### EXERCISE BRIEF
Your task is to copy the material exactly.

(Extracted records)
★ ★ ★ ★ ★
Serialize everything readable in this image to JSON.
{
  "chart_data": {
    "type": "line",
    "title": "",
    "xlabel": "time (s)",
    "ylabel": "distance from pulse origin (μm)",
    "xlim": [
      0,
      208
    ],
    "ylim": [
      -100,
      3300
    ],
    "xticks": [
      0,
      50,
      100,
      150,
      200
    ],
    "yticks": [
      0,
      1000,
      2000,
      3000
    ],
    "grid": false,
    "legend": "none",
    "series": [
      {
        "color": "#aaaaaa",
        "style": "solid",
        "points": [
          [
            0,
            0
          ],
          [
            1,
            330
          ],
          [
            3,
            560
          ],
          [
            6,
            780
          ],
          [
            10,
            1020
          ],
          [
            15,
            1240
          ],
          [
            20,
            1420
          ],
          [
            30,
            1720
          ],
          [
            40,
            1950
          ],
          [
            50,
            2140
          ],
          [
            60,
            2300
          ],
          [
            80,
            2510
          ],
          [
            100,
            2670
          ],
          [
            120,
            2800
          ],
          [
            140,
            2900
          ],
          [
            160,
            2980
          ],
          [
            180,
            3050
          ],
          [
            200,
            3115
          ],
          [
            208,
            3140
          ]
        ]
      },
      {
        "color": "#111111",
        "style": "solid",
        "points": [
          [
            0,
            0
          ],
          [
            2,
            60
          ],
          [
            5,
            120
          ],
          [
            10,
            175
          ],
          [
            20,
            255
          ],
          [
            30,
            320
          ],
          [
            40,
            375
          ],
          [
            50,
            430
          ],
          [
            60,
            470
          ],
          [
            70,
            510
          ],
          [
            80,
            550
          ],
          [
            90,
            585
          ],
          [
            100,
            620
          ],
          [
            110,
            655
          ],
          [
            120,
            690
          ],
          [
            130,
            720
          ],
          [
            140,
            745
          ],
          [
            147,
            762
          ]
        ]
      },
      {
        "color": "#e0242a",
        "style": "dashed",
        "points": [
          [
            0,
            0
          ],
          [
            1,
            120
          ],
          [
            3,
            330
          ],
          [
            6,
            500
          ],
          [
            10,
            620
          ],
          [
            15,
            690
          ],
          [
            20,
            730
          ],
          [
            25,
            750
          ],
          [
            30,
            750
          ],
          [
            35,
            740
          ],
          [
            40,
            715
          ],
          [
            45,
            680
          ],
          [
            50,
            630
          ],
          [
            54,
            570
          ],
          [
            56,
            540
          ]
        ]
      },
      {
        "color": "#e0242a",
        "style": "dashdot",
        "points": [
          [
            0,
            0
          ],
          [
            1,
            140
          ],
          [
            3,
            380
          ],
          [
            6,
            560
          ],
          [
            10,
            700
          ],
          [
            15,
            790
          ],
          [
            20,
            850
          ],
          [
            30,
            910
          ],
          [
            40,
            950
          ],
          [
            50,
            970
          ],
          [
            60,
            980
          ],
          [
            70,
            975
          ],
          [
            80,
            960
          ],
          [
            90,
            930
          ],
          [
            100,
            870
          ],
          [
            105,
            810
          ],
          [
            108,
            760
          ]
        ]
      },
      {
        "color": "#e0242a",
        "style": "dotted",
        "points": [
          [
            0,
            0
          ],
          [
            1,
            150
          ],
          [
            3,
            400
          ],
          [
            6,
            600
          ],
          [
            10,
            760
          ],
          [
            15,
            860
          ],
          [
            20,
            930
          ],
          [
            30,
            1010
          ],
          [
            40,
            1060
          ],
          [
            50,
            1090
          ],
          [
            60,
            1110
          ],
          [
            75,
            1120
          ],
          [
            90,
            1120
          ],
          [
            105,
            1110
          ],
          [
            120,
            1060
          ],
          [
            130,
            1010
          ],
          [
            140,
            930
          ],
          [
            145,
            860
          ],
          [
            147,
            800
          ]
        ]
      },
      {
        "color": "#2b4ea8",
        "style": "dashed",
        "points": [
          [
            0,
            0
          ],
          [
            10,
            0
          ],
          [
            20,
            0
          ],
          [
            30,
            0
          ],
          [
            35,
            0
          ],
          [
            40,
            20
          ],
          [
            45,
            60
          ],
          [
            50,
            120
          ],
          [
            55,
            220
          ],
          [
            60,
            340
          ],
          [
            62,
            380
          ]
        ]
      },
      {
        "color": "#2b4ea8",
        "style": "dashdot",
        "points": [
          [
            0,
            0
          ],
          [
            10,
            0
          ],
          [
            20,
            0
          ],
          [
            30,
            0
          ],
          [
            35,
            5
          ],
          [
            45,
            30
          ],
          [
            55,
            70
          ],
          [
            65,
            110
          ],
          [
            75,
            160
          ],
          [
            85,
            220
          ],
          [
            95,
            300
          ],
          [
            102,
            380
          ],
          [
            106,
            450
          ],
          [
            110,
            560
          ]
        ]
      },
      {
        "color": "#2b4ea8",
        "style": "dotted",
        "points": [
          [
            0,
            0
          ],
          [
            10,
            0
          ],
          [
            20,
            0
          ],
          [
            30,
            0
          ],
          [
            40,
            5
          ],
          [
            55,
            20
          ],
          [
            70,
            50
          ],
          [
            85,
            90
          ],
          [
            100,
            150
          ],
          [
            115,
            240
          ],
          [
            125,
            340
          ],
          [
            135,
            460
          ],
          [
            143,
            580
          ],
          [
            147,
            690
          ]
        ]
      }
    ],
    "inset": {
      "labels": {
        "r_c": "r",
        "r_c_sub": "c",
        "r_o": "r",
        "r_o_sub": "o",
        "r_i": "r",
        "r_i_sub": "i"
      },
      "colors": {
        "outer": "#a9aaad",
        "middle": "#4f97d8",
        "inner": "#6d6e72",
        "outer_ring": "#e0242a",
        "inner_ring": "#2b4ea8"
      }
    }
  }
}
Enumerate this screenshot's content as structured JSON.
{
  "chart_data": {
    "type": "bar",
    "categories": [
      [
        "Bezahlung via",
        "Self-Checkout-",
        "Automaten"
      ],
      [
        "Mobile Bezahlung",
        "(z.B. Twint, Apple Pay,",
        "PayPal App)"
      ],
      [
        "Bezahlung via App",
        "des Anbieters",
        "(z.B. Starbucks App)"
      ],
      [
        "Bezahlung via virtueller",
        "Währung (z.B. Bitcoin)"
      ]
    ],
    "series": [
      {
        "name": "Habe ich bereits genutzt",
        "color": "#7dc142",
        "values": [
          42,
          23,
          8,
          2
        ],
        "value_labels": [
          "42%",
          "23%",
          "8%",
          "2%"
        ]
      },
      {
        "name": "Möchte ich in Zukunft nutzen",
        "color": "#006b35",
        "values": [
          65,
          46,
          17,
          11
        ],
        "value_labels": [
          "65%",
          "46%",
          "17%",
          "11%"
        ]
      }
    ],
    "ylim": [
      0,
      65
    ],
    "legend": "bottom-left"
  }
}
★ ★ ★ ★ ★
### RESULT BELOW
Serialize everything readable in this image to JSON.
{
  "chart_data": {
    "type": "line",
    "title": "",
    "xlabel": "time (s)",
    "ylabel": "distance from pulse origin (μm)",
    "xlim": [
      0,
      208
    ],
    "ylim": [
      -100,
      3300
    ],
    "xticks": [
      0,
      50,
      100,
      150,
      200
    ],
    "yticks": [
      0,
      1000,
      2000,
      3000
    ],
    "grid": false,
    "legend": "none",
    "series": [
      {
        "color": "#aaaaaa",
        "style": "solid",
        "points": [
          [
            0,
            0
          ],
          [
            1,
            330
          ],
          [
            3,
            560
          ],
          [
            6,
            780
          ],
          [
            10,
            1020
          ],
          [
            15,
            1240
          ],
          [
            20,
            1420
          ],
          [
            30,
            1720
          ],
          [
            40,
            1950
          ],
          [
            50,
            2140
          ],
          [
            60,
            2300
          ],
          [
            80,
            2510
          ],
          [
            100,
            2670
          ],
          [
            120,
            2800
          ],
          [
            140,
            2900
          ],
          [
            160,
            2980
          ],
          [
            180,
            3050
          ],
          [
            200,
            3115
          ],
          [
            208,
            3140
          ]
        ]
      },
      {
        "color": "#111111",
        "style": "solid",
        "points": [
          [
            0,
            0
          ],
          [
            2,
            60
          ],
          [
            5,
            120
          ],
          [
            10,
            175
          ],
          [
            20,
            255
          ],
          [
            30,
            320
          ],
          [
            40,
            375
          ],
          [
            50,
            430
          ],
          [
            60,
            470
          ],
          [
            70,
            510
          ],
          [
            80,
            550
          ],
          [
            90,
            585
          ],
          [
            100,
            620
          ],
          [
            110,
            655
          ],
          [
            120,
            690
          ],
          [
            130,
            720
          ],
          [
            140,
            745
          ],
          [
            147,
            762
          ]
        ]
      },
      {
        "color": "#e0242a",
        "style": "dashed",
        "points": [
          [
            0,
            0
          ],
          [
            1,
            120
          ],
          [
            3,
            330
          ],
          [
            6,
            500
          ],
          [
            10,
            620
          ],
          [
            15,
            690
          ],
          [
            20,
            730
          ],
          [
            25,
            750
          ],
          [
            30,
            750
          ],
          [
            35,
            740
          ],
          [
            40,
            715
          ],
          [
            45,
            680
          ],
          [
            50,
            630
          ],
          [
            54,
            570
          ],
          [
            56,
            540
          ]
        ]
      },
      {
        "color": "#e0242a",
        "style": "dashdot",
        "points": [
          [
            0,
            0
          ],
          [
            1,
            140
          ],
          [
            3,
            380
          ],
          [
            6,
            560
          ],
          [
            10,
            700
          ],
          [
            15,
            790
          ],
          [
            20,
            850
          ],
          [
            30,
            910
          ],
          [
            40,
            950
          ],
          [
            50,
            970
          ],
          [
            60,
            980
          ],
          [
            70,
            975
          ],
          [
            80,
            960
          ],
          [
            90,
            930
          ],
          [
            100,
            870
          ],
          [
            105,
            810
          ],
          [
            108,
            760
          ]
        ]
      },
      {
        "color": "#e0242a",
        "style": "dotted",
        "points": [
          [
            0,
            0
          ],
          [
            1,
            150
          ],
          [
            3,
            400
          ],
          [
            6,
            600
          ],
          [
            10,
            760
          ],
          [
            15,
            860
          ],
          [
            20,
            930
          ],
          [
            30,
            1010
          ],
          [
            40,
            1060
          ],
          [
            50,
            1090
          ],
          [
            60,
            1110
          ],
          [
            75,
            1120
          ],
          [
            90,
            1120
          ],
          [
            105,
            1110
          ],
          [
            120,
            1060
          ],
          [
            130,
            1010
          ],
          [
            140,
            930
          ],
          [
            145,
            860
          ],
          [
            147,
            800
          ]
        ]
      },
      {
        "color": "#2b4ea8",
        "style": "dashed",
        "points": [
          [
            0,
            0
          ],
          [
            10,
            0
          ],
          [
            20,
            0
          ],
          [
            30,
            0
          ],
          [
            35,
            0
          ],
          [
            40,
            20
          ],
          [
            45,
            60
          ],
          [
            50,
            120
          ],
          [
            55,
            220
          ],
          [
            60,
            340
          ],
          [
            62,
            380
          ]
        ]
      },
      {
        "color": "#2b4ea8",
        "style": "dashdot",
        "points": [
          [
            0,
            0
          ],
          [
            10,
            0
          ],
          [
            20,
            0
          ],
          [
            30,
            0
          ],
          [
            35,
            5
          ],
          [
            45,
            30
          ],
          [
            55,
            70
          ],
          [
            65,
            110
          ],
          [
            75,
            160
          ],
          [
            85,
            220
          ],
          [
            95,
            300
          ],
          [
            102,
            380
          ],
          [
            106,
            450
          ],
          [
            110,
            560
          ]
        ]
      },
      {
        "color": "#2b4ea8",
        "style": "dotted",
        "points": [
          [
            0,
            0
          ],
          [
            10,
            0
          ],
          [
            20,
            0
          ],
          [
            30,
            0
          ],
          [
            40,
            5
          ],
          [
            55,
            20
          ],
          [
            70,
            50
          ],
          [
            85,
            90
          ],
          [
            100,
            150
          ],
          [
            115,
            240
          ],
          [
            125,
            340
          ],
          [
            135,
            460
          ],
          [
            143,
            580
          ],
          [
            147,
            690
          ]
        ]
      }
    ],
    "inset": {
      "labels": {
        "r_c": "r",
        "r_c_sub": "c",
        "r_o": "r",
        "r_o_sub": "o",
        "r_i": "r",
        "r_i_sub": "i"
      },
      "colors": {
        "outer": "#a9aaad",
        "middle": "#4f97d8",
        "inner": "#6d6e72",
        "outer_ring": "#e0242a",
        "inner_ring": "#2b4ea8"
      }
    }
  }
}
Enumerate this screenshot's content as structured JSON.
{
  "chart_data": {
    "type": "bar",
    "categories": [
      [
        "Bezahlung via",
        "Self-Checkout-",
        "Automaten"
      ],
      [
        "Mobile Bezahlung",
        "(z.B. Twint, Apple Pay,",
        "PayPal App)"
      ],
      [
        "Bezahlung via App",
        "des Anbieters",
        "(z.B. Starbucks App)"
      ],
      [
        "Bezahlung via virtueller",
        "Währung (z.B. Bitcoin)"
      ]
    ],
    "series": [
      {
        "name": "Habe ich bereits genutzt",
        "color": "#7dc142",
        "values": [
          42,
          23,
          8,
          2
        ],
        "value_labels": [
          "42%",
          "23%",
          "8%",
          "2%"
        ]
      },
      {
        "name": "Möchte ich in Zukunft nutzen",
        "color": "#006b35",
        "values": [
          65,
          46,
          17,
          11
        ],
        "value_labels": [
          "65%",
          "46%",
          "17%",
          "11%"
        ]
      }
    ],
    "ylim": [
      0,
      65
    ],
    "legend": "bottom-left"
  }
}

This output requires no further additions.